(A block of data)
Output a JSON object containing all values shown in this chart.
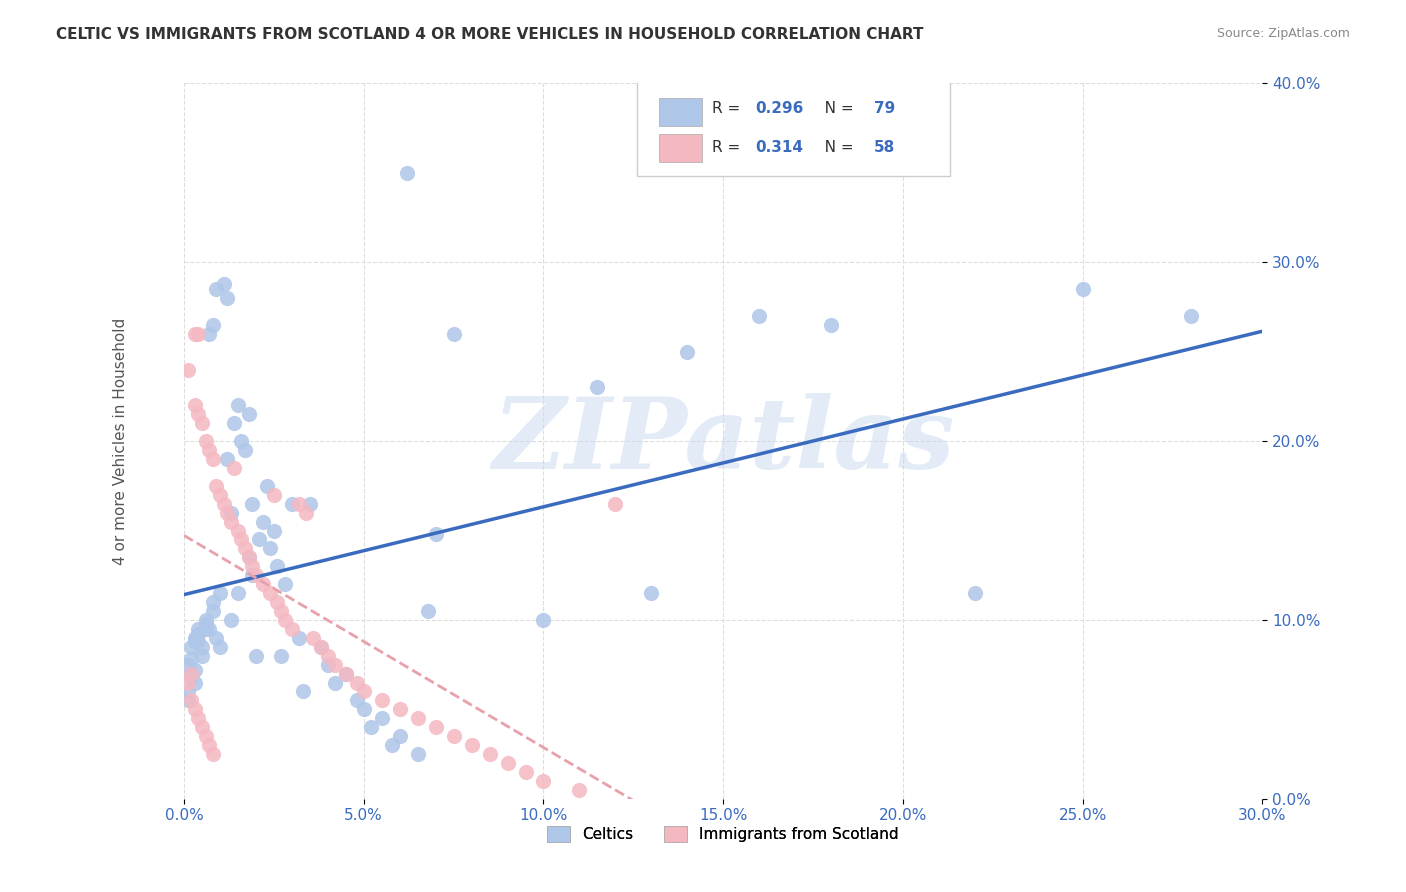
{
  "title": "CELTIC VS IMMIGRANTS FROM SCOTLAND 4 OR MORE VEHICLES IN HOUSEHOLD CORRELATION CHART",
  "source": "Source: ZipAtlas.com",
  "xlabel": "",
  "ylabel": "4 or more Vehicles in Household",
  "xlim": [
    0.0,
    0.3
  ],
  "ylim": [
    0.0,
    0.4
  ],
  "xticks": [
    0.0,
    0.05,
    0.1,
    0.15,
    0.2,
    0.25,
    0.3
  ],
  "yticks": [
    0.0,
    0.1,
    0.2,
    0.3,
    0.4
  ],
  "xtick_labels": [
    "0.0%",
    "5.0%",
    "10.0%",
    "15.0%",
    "20.0%",
    "25.0%",
    "30.0%"
  ],
  "ytick_labels": [
    "0.0%",
    "10.0%",
    "20.0%",
    "30.0%",
    "40.0%"
  ],
  "celtics_color": "#aec6e8",
  "immigrants_color": "#f4b8c1",
  "celtics_line_color": "#3a6bbf",
  "immigrants_line_color": "#e8a0aa",
  "R_celtics": 0.296,
  "N_celtics": 79,
  "R_immigrants": 0.314,
  "N_immigrants": 58,
  "watermark": "ZIPatlas",
  "watermark_color": "#c8d8f0",
  "background_color": "#ffffff",
  "grid_color": "#dddddd",
  "celtics_x": [
    0.002,
    0.003,
    0.001,
    0.004,
    0.005,
    0.002,
    0.003,
    0.001,
    0.006,
    0.007,
    0.008,
    0.003,
    0.004,
    0.002,
    0.001,
    0.005,
    0.006,
    0.003,
    0.002,
    0.008,
    0.01,
    0.012,
    0.009,
    0.011,
    0.007,
    0.008,
    0.013,
    0.006,
    0.009,
    0.004,
    0.015,
    0.018,
    0.014,
    0.016,
    0.012,
    0.01,
    0.02,
    0.017,
    0.013,
    0.019,
    0.022,
    0.025,
    0.021,
    0.024,
    0.018,
    0.023,
    0.026,
    0.019,
    0.028,
    0.015,
    0.03,
    0.035,
    0.032,
    0.038,
    0.027,
    0.04,
    0.045,
    0.042,
    0.033,
    0.048,
    0.05,
    0.055,
    0.052,
    0.06,
    0.058,
    0.065,
    0.062,
    0.07,
    0.075,
    0.068,
    0.1,
    0.115,
    0.13,
    0.14,
    0.16,
    0.18,
    0.22,
    0.25,
    0.28
  ],
  "celtics_y": [
    0.085,
    0.09,
    0.075,
    0.095,
    0.08,
    0.07,
    0.065,
    0.06,
    0.1,
    0.095,
    0.105,
    0.088,
    0.092,
    0.078,
    0.055,
    0.085,
    0.098,
    0.072,
    0.068,
    0.11,
    0.115,
    0.28,
    0.285,
    0.288,
    0.26,
    0.265,
    0.1,
    0.095,
    0.09,
    0.088,
    0.22,
    0.215,
    0.21,
    0.2,
    0.19,
    0.085,
    0.08,
    0.195,
    0.16,
    0.165,
    0.155,
    0.15,
    0.145,
    0.14,
    0.135,
    0.175,
    0.13,
    0.125,
    0.12,
    0.115,
    0.165,
    0.165,
    0.09,
    0.085,
    0.08,
    0.075,
    0.07,
    0.065,
    0.06,
    0.055,
    0.05,
    0.045,
    0.04,
    0.035,
    0.03,
    0.025,
    0.35,
    0.148,
    0.26,
    0.105,
    0.1,
    0.23,
    0.115,
    0.25,
    0.27,
    0.265,
    0.115,
    0.285,
    0.27
  ],
  "immigrants_x": [
    0.001,
    0.002,
    0.003,
    0.004,
    0.001,
    0.002,
    0.003,
    0.004,
    0.005,
    0.006,
    0.007,
    0.008,
    0.003,
    0.004,
    0.005,
    0.006,
    0.007,
    0.008,
    0.009,
    0.01,
    0.011,
    0.012,
    0.013,
    0.014,
    0.015,
    0.016,
    0.017,
    0.018,
    0.019,
    0.02,
    0.022,
    0.024,
    0.025,
    0.026,
    0.027,
    0.028,
    0.03,
    0.032,
    0.034,
    0.036,
    0.038,
    0.04,
    0.042,
    0.045,
    0.048,
    0.05,
    0.055,
    0.06,
    0.065,
    0.07,
    0.075,
    0.08,
    0.085,
    0.09,
    0.095,
    0.1,
    0.11,
    0.12
  ],
  "immigrants_y": [
    0.065,
    0.07,
    0.26,
    0.26,
    0.24,
    0.055,
    0.05,
    0.045,
    0.04,
    0.035,
    0.03,
    0.025,
    0.22,
    0.215,
    0.21,
    0.2,
    0.195,
    0.19,
    0.175,
    0.17,
    0.165,
    0.16,
    0.155,
    0.185,
    0.15,
    0.145,
    0.14,
    0.135,
    0.13,
    0.125,
    0.12,
    0.115,
    0.17,
    0.11,
    0.105,
    0.1,
    0.095,
    0.165,
    0.16,
    0.09,
    0.085,
    0.08,
    0.075,
    0.07,
    0.065,
    0.06,
    0.055,
    0.05,
    0.045,
    0.04,
    0.035,
    0.03,
    0.025,
    0.02,
    0.015,
    0.01,
    0.005,
    0.165
  ]
}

▸ Written exercise: Can the entries above be repeated exactly, without their pictures?

▸ Output for this exercise:
Output a JSON object containing all values shown in this chart.
{
  "title": "CELTIC VS IMMIGRANTS FROM SCOTLAND 4 OR MORE VEHICLES IN HOUSEHOLD CORRELATION CHART",
  "source": "Source: ZipAtlas.com",
  "xlabel": "",
  "ylabel": "4 or more Vehicles in Household",
  "xlim": [
    0.0,
    0.3
  ],
  "ylim": [
    0.0,
    0.4
  ],
  "xticks": [
    0.0,
    0.05,
    0.1,
    0.15,
    0.2,
    0.25,
    0.3
  ],
  "yticks": [
    0.0,
    0.1,
    0.2,
    0.3,
    0.4
  ],
  "xtick_labels": [
    "0.0%",
    "5.0%",
    "10.0%",
    "15.0%",
    "20.0%",
    "25.0%",
    "30.0%"
  ],
  "ytick_labels": [
    "0.0%",
    "10.0%",
    "20.0%",
    "30.0%",
    "40.0%"
  ],
  "celtics_color": "#aec6e8",
  "immigrants_color": "#f4b8c1",
  "celtics_line_color": "#3a6bbf",
  "immigrants_line_color": "#e8a0aa",
  "R_celtics": 0.296,
  "N_celtics": 79,
  "R_immigrants": 0.314,
  "N_immigrants": 58,
  "watermark": "ZIPatlas",
  "watermark_color": "#c8d8f0",
  "background_color": "#ffffff",
  "grid_color": "#dddddd",
  "celtics_x": [
    0.002,
    0.003,
    0.001,
    0.004,
    0.005,
    0.002,
    0.003,
    0.001,
    0.006,
    0.007,
    0.008,
    0.003,
    0.004,
    0.002,
    0.001,
    0.005,
    0.006,
    0.003,
    0.002,
    0.008,
    0.01,
    0.012,
    0.009,
    0.011,
    0.007,
    0.008,
    0.013,
    0.006,
    0.009,
    0.004,
    0.015,
    0.018,
    0.014,
    0.016,
    0.012,
    0.01,
    0.02,
    0.017,
    0.013,
    0.019,
    0.022,
    0.025,
    0.021,
    0.024,
    0.018,
    0.023,
    0.026,
    0.019,
    0.028,
    0.015,
    0.03,
    0.035,
    0.032,
    0.038,
    0.027,
    0.04,
    0.045,
    0.042,
    0.033,
    0.048,
    0.05,
    0.055,
    0.052,
    0.06,
    0.058,
    0.065,
    0.062,
    0.07,
    0.075,
    0.068,
    0.1,
    0.115,
    0.13,
    0.14,
    0.16,
    0.18,
    0.22,
    0.25,
    0.28
  ],
  "celtics_y": [
    0.085,
    0.09,
    0.075,
    0.095,
    0.08,
    0.07,
    0.065,
    0.06,
    0.1,
    0.095,
    0.105,
    0.088,
    0.092,
    0.078,
    0.055,
    0.085,
    0.098,
    0.072,
    0.068,
    0.11,
    0.115,
    0.28,
    0.285,
    0.288,
    0.26,
    0.265,
    0.1,
    0.095,
    0.09,
    0.088,
    0.22,
    0.215,
    0.21,
    0.2,
    0.19,
    0.085,
    0.08,
    0.195,
    0.16,
    0.165,
    0.155,
    0.15,
    0.145,
    0.14,
    0.135,
    0.175,
    0.13,
    0.125,
    0.12,
    0.115,
    0.165,
    0.165,
    0.09,
    0.085,
    0.08,
    0.075,
    0.07,
    0.065,
    0.06,
    0.055,
    0.05,
    0.045,
    0.04,
    0.035,
    0.03,
    0.025,
    0.35,
    0.148,
    0.26,
    0.105,
    0.1,
    0.23,
    0.115,
    0.25,
    0.27,
    0.265,
    0.115,
    0.285,
    0.27
  ],
  "immigrants_x": [
    0.001,
    0.002,
    0.003,
    0.004,
    0.001,
    0.002,
    0.003,
    0.004,
    0.005,
    0.006,
    0.007,
    0.008,
    0.003,
    0.004,
    0.005,
    0.006,
    0.007,
    0.008,
    0.009,
    0.01,
    0.011,
    0.012,
    0.013,
    0.014,
    0.015,
    0.016,
    0.017,
    0.018,
    0.019,
    0.02,
    0.022,
    0.024,
    0.025,
    0.026,
    0.027,
    0.028,
    0.03,
    0.032,
    0.034,
    0.036,
    0.038,
    0.04,
    0.042,
    0.045,
    0.048,
    0.05,
    0.055,
    0.06,
    0.065,
    0.07,
    0.075,
    0.08,
    0.085,
    0.09,
    0.095,
    0.1,
    0.11,
    0.12
  ],
  "immigrants_y": [
    0.065,
    0.07,
    0.26,
    0.26,
    0.24,
    0.055,
    0.05,
    0.045,
    0.04,
    0.035,
    0.03,
    0.025,
    0.22,
    0.215,
    0.21,
    0.2,
    0.195,
    0.19,
    0.175,
    0.17,
    0.165,
    0.16,
    0.155,
    0.185,
    0.15,
    0.145,
    0.14,
    0.135,
    0.13,
    0.125,
    0.12,
    0.115,
    0.17,
    0.11,
    0.105,
    0.1,
    0.095,
    0.165,
    0.16,
    0.09,
    0.085,
    0.08,
    0.075,
    0.07,
    0.065,
    0.06,
    0.055,
    0.05,
    0.045,
    0.04,
    0.035,
    0.03,
    0.025,
    0.02,
    0.015,
    0.01,
    0.005,
    0.165
  ]
}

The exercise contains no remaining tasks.